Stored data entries
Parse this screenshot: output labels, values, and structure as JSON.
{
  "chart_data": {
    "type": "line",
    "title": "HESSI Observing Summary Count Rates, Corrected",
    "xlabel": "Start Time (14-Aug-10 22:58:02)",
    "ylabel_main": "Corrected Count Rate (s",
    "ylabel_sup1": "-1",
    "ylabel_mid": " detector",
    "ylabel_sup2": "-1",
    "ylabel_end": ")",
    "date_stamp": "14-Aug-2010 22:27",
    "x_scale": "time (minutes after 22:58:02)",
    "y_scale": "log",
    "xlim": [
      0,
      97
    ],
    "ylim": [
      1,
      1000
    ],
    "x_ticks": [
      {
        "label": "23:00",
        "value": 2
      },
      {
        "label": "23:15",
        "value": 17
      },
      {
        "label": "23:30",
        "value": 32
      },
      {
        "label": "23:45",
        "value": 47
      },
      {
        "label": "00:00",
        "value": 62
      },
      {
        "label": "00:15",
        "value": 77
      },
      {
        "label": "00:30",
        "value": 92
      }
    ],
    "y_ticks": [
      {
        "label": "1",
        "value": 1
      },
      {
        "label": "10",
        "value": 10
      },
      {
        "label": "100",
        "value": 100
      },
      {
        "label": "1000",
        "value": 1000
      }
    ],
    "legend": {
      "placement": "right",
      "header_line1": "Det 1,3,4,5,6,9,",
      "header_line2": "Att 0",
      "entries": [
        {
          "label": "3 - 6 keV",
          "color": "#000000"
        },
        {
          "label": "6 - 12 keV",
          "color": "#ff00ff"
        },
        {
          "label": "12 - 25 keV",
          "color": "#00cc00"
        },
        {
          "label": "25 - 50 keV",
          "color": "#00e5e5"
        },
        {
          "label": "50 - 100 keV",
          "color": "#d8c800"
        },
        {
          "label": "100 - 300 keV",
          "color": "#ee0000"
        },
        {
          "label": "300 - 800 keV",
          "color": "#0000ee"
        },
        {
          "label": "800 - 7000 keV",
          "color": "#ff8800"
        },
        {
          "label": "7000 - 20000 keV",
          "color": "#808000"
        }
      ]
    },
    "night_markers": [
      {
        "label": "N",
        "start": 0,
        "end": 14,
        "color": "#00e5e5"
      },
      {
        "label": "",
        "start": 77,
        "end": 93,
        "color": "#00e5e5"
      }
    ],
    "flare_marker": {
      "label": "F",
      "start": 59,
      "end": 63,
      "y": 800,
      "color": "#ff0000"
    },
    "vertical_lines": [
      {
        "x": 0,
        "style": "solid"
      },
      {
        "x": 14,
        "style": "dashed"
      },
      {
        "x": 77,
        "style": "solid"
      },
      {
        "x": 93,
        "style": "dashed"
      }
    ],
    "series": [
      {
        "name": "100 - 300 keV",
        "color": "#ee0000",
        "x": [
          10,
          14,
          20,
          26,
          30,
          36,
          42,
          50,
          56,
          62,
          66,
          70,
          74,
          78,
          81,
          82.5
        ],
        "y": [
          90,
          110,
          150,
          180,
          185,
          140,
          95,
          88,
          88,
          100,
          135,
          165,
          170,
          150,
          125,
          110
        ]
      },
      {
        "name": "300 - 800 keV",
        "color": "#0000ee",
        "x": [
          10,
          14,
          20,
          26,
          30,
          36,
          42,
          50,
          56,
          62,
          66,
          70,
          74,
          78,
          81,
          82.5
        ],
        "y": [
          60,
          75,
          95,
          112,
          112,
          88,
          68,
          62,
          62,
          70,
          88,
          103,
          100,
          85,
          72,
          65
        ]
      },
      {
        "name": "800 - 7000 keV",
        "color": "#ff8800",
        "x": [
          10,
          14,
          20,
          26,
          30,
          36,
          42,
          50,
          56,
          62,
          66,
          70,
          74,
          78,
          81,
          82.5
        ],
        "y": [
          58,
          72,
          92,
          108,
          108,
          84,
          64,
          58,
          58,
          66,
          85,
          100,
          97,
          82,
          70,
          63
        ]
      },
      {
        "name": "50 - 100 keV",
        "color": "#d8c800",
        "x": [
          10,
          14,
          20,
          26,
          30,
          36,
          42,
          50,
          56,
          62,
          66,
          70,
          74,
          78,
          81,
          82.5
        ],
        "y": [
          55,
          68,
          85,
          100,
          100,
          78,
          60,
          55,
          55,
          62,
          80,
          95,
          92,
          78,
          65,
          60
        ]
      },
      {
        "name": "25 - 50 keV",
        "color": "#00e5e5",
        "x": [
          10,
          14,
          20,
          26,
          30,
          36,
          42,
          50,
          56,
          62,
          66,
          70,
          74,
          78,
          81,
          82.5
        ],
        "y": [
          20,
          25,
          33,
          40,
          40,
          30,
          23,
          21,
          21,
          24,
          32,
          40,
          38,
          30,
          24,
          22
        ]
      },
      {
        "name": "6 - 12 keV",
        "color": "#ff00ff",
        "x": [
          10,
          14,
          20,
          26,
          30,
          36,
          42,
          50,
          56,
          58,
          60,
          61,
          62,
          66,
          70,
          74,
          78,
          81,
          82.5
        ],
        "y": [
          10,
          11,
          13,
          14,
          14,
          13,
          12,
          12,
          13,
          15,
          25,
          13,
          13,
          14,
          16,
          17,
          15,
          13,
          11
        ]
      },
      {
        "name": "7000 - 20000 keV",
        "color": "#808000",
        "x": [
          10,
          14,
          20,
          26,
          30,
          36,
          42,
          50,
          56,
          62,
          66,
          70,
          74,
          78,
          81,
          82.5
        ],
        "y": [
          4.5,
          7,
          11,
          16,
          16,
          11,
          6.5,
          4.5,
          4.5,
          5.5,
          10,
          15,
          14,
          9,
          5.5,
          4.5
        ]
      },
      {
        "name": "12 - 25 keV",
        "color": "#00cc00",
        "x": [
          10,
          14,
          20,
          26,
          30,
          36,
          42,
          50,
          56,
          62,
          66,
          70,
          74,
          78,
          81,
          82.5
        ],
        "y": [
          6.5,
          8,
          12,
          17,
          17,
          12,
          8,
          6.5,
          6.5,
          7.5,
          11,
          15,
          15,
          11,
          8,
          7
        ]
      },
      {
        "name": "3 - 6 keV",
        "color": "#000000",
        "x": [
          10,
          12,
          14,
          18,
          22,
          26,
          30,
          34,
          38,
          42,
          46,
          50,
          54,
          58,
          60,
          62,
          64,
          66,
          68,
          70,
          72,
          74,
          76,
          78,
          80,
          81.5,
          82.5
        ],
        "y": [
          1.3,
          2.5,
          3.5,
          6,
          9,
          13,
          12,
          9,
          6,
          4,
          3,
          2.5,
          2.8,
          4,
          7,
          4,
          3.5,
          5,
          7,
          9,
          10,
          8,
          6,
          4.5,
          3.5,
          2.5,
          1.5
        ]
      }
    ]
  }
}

:: Task details ::
Nothing should be changed: write out all of the data as is.

:: Solved exercise ::
Parse this screenshot: output labels, values, and structure as JSON.
{
  "chart_data": {
    "type": "line",
    "title": "HESSI Observing Summary Count Rates, Corrected",
    "xlabel": "Start Time (14-Aug-10 22:58:02)",
    "ylabel_main": "Corrected Count Rate (s",
    "ylabel_sup1": "-1",
    "ylabel_mid": " detector",
    "ylabel_sup2": "-1",
    "ylabel_end": ")",
    "date_stamp": "14-Aug-2010 22:27",
    "x_scale": "time (minutes after 22:58:02)",
    "y_scale": "log",
    "xlim": [
      0,
      97
    ],
    "ylim": [
      1,
      1000
    ],
    "x_ticks": [
      {
        "label": "23:00",
        "value": 2
      },
      {
        "label": "23:15",
        "value": 17
      },
      {
        "label": "23:30",
        "value": 32
      },
      {
        "label": "23:45",
        "value": 47
      },
      {
        "label": "00:00",
        "value": 62
      },
      {
        "label": "00:15",
        "value": 77
      },
      {
        "label": "00:30",
        "value": 92
      }
    ],
    "y_ticks": [
      {
        "label": "1",
        "value": 1
      },
      {
        "label": "10",
        "value": 10
      },
      {
        "label": "100",
        "value": 100
      },
      {
        "label": "1000",
        "value": 1000
      }
    ],
    "legend": {
      "placement": "right",
      "header_line1": "Det 1,3,4,5,6,9,",
      "header_line2": "Att 0",
      "entries": [
        {
          "label": "3 - 6 keV",
          "color": "#000000"
        },
        {
          "label": "6 - 12 keV",
          "color": "#ff00ff"
        },
        {
          "label": "12 - 25 keV",
          "color": "#00cc00"
        },
        {
          "label": "25 - 50 keV",
          "color": "#00e5e5"
        },
        {
          "label": "50 - 100 keV",
          "color": "#d8c800"
        },
        {
          "label": "100 - 300 keV",
          "color": "#ee0000"
        },
        {
          "label": "300 - 800 keV",
          "color": "#0000ee"
        },
        {
          "label": "800 - 7000 keV",
          "color": "#ff8800"
        },
        {
          "label": "7000 - 20000 keV",
          "color": "#808000"
        }
      ]
    },
    "night_markers": [
      {
        "label": "N",
        "start": 0,
        "end": 14,
        "color": "#00e5e5"
      },
      {
        "label": "",
        "start": 77,
        "end": 93,
        "color": "#00e5e5"
      }
    ],
    "flare_marker": {
      "label": "F",
      "start": 59,
      "end": 63,
      "y": 800,
      "color": "#ff0000"
    },
    "vertical_lines": [
      {
        "x": 0,
        "style": "solid"
      },
      {
        "x": 14,
        "style": "dashed"
      },
      {
        "x": 77,
        "style": "solid"
      },
      {
        "x": 93,
        "style": "dashed"
      }
    ],
    "series": [
      {
        "name": "100 - 300 keV",
        "color": "#ee0000",
        "x": [
          10,
          14,
          20,
          26,
          30,
          36,
          42,
          50,
          56,
          62,
          66,
          70,
          74,
          78,
          81,
          82.5
        ],
        "y": [
          90,
          110,
          150,
          180,
          185,
          140,
          95,
          88,
          88,
          100,
          135,
          165,
          170,
          150,
          125,
          110
        ]
      },
      {
        "name": "300 - 800 keV",
        "color": "#0000ee",
        "x": [
          10,
          14,
          20,
          26,
          30,
          36,
          42,
          50,
          56,
          62,
          66,
          70,
          74,
          78,
          81,
          82.5
        ],
        "y": [
          60,
          75,
          95,
          112,
          112,
          88,
          68,
          62,
          62,
          70,
          88,
          103,
          100,
          85,
          72,
          65
        ]
      },
      {
        "name": "800 - 7000 keV",
        "color": "#ff8800",
        "x": [
          10,
          14,
          20,
          26,
          30,
          36,
          42,
          50,
          56,
          62,
          66,
          70,
          74,
          78,
          81,
          82.5
        ],
        "y": [
          58,
          72,
          92,
          108,
          108,
          84,
          64,
          58,
          58,
          66,
          85,
          100,
          97,
          82,
          70,
          63
        ]
      },
      {
        "name": "50 - 100 keV",
        "color": "#d8c800",
        "x": [
          10,
          14,
          20,
          26,
          30,
          36,
          42,
          50,
          56,
          62,
          66,
          70,
          74,
          78,
          81,
          82.5
        ],
        "y": [
          55,
          68,
          85,
          100,
          100,
          78,
          60,
          55,
          55,
          62,
          80,
          95,
          92,
          78,
          65,
          60
        ]
      },
      {
        "name": "25 - 50 keV",
        "color": "#00e5e5",
        "x": [
          10,
          14,
          20,
          26,
          30,
          36,
          42,
          50,
          56,
          62,
          66,
          70,
          74,
          78,
          81,
          82.5
        ],
        "y": [
          20,
          25,
          33,
          40,
          40,
          30,
          23,
          21,
          21,
          24,
          32,
          40,
          38,
          30,
          24,
          22
        ]
      },
      {
        "name": "6 - 12 keV",
        "color": "#ff00ff",
        "x": [
          10,
          14,
          20,
          26,
          30,
          36,
          42,
          50,
          56,
          58,
          60,
          61,
          62,
          66,
          70,
          74,
          78,
          81,
          82.5
        ],
        "y": [
          10,
          11,
          13,
          14,
          14,
          13,
          12,
          12,
          13,
          15,
          25,
          13,
          13,
          14,
          16,
          17,
          15,
          13,
          11
        ]
      },
      {
        "name": "7000 - 20000 keV",
        "color": "#808000",
        "x": [
          10,
          14,
          20,
          26,
          30,
          36,
          42,
          50,
          56,
          62,
          66,
          70,
          74,
          78,
          81,
          82.5
        ],
        "y": [
          4.5,
          7,
          11,
          16,
          16,
          11,
          6.5,
          4.5,
          4.5,
          5.5,
          10,
          15,
          14,
          9,
          5.5,
          4.5
        ]
      },
      {
        "name": "12 - 25 keV",
        "color": "#00cc00",
        "x": [
          10,
          14,
          20,
          26,
          30,
          36,
          42,
          50,
          56,
          62,
          66,
          70,
          74,
          78,
          81,
          82.5
        ],
        "y": [
          6.5,
          8,
          12,
          17,
          17,
          12,
          8,
          6.5,
          6.5,
          7.5,
          11,
          15,
          15,
          11,
          8,
          7
        ]
      },
      {
        "name": "3 - 6 keV",
        "color": "#000000",
        "x": [
          10,
          12,
          14,
          18,
          22,
          26,
          30,
          34,
          38,
          42,
          46,
          50,
          54,
          58,
          60,
          62,
          64,
          66,
          68,
          70,
          72,
          74,
          76,
          78,
          80,
          81.5,
          82.5
        ],
        "y": [
          1.3,
          2.5,
          3.5,
          6,
          9,
          13,
          12,
          9,
          6,
          4,
          3,
          2.5,
          2.8,
          4,
          7,
          4,
          3.5,
          5,
          7,
          9,
          10,
          8,
          6,
          4.5,
          3.5,
          2.5,
          1.5
        ]
      }
    ]
  }
}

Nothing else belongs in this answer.